>> START

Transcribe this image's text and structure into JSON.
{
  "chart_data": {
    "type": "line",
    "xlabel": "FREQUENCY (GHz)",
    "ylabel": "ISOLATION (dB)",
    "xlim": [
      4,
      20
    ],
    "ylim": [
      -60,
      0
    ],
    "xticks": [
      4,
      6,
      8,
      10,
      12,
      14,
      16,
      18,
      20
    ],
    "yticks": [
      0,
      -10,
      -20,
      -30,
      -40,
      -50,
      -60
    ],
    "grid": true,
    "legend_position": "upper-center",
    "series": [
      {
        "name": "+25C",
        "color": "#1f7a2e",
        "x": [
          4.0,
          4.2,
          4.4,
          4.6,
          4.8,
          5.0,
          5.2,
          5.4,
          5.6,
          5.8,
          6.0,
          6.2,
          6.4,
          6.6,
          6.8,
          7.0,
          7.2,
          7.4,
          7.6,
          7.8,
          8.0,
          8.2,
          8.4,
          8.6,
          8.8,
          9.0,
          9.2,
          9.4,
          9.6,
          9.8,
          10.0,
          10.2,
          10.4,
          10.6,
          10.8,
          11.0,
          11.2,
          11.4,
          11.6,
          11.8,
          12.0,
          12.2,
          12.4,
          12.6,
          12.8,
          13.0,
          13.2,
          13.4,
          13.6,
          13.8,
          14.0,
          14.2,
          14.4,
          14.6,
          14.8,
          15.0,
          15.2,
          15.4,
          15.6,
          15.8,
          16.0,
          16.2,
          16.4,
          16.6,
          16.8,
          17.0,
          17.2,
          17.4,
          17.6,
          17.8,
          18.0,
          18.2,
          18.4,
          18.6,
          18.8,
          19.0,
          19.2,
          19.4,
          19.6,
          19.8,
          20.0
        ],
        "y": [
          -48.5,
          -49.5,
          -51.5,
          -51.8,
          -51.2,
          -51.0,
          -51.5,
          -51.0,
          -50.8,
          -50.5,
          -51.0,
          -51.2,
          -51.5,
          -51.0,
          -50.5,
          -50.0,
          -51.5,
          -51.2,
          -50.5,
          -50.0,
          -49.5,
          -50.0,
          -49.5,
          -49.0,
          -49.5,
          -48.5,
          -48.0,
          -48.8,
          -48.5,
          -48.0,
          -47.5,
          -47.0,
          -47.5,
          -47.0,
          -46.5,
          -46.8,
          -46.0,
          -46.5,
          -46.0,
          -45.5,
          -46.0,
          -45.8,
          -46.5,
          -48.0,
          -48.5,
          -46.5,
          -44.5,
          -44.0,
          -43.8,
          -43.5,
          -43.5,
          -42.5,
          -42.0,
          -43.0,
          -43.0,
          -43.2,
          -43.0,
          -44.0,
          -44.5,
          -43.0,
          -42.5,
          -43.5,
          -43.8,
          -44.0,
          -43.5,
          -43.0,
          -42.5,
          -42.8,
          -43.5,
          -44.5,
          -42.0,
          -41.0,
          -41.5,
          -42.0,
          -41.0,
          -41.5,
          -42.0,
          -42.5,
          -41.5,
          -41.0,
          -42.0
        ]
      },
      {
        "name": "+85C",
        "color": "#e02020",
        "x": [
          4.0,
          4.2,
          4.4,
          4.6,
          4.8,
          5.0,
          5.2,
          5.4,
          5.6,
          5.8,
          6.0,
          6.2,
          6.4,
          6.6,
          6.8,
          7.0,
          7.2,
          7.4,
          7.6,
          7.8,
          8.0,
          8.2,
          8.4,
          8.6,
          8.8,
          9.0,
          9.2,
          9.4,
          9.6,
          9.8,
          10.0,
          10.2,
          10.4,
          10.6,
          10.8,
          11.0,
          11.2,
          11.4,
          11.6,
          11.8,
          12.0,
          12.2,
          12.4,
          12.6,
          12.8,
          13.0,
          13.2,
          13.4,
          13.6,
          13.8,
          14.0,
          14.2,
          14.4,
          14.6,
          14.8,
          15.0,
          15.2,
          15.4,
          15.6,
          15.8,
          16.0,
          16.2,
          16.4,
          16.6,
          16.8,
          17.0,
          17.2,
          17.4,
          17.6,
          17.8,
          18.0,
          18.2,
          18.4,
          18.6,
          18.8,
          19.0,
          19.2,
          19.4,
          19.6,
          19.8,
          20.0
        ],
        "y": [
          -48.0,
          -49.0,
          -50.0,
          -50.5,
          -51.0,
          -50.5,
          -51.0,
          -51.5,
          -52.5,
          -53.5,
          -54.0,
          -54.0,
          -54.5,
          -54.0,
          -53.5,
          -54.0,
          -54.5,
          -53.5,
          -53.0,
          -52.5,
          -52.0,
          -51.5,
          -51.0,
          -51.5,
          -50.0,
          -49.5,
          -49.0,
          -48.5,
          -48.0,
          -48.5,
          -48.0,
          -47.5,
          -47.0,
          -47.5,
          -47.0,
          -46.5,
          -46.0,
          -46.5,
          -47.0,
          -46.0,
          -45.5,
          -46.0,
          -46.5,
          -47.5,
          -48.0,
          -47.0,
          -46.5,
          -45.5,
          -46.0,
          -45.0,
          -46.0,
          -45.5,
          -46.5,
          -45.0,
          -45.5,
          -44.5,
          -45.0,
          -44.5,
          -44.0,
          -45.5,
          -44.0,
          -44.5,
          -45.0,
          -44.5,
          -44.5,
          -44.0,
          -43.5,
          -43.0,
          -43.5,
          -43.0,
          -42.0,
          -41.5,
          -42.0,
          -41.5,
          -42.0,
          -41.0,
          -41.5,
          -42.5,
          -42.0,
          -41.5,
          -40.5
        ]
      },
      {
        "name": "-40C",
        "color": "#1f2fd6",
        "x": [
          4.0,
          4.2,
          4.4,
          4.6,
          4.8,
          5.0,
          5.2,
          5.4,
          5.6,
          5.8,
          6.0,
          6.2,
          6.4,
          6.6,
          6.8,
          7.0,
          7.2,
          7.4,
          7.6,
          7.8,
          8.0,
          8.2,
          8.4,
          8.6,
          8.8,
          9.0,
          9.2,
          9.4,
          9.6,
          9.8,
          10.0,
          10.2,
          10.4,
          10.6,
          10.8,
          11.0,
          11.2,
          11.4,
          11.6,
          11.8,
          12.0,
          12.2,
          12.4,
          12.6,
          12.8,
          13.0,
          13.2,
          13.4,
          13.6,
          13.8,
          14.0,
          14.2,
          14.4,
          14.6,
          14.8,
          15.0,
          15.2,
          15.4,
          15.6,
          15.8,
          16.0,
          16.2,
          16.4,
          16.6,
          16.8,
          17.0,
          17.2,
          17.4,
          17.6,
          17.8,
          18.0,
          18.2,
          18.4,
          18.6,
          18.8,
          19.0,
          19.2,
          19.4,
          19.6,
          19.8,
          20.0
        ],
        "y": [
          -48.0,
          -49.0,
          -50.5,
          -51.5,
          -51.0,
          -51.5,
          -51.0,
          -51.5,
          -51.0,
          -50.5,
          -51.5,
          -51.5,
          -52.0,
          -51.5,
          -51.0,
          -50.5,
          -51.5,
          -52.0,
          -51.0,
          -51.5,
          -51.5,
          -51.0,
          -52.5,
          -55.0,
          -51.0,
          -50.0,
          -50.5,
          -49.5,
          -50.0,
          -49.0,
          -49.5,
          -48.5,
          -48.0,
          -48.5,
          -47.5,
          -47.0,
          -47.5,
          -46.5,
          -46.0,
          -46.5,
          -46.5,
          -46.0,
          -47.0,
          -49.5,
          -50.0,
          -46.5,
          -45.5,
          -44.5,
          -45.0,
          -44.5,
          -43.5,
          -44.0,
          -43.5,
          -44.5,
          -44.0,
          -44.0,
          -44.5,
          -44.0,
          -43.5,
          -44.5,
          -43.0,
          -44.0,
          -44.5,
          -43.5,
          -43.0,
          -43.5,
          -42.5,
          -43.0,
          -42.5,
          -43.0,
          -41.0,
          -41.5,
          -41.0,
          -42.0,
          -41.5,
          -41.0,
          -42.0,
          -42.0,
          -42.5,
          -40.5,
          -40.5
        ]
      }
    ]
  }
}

>> END

Find the string "color" in the records, then copy each line where it occurs.

ANSWER TO THE PROBLEM -
        "color": "#1f7a2e",
        "color": "#e02020",
        "color": "#1f2fd6",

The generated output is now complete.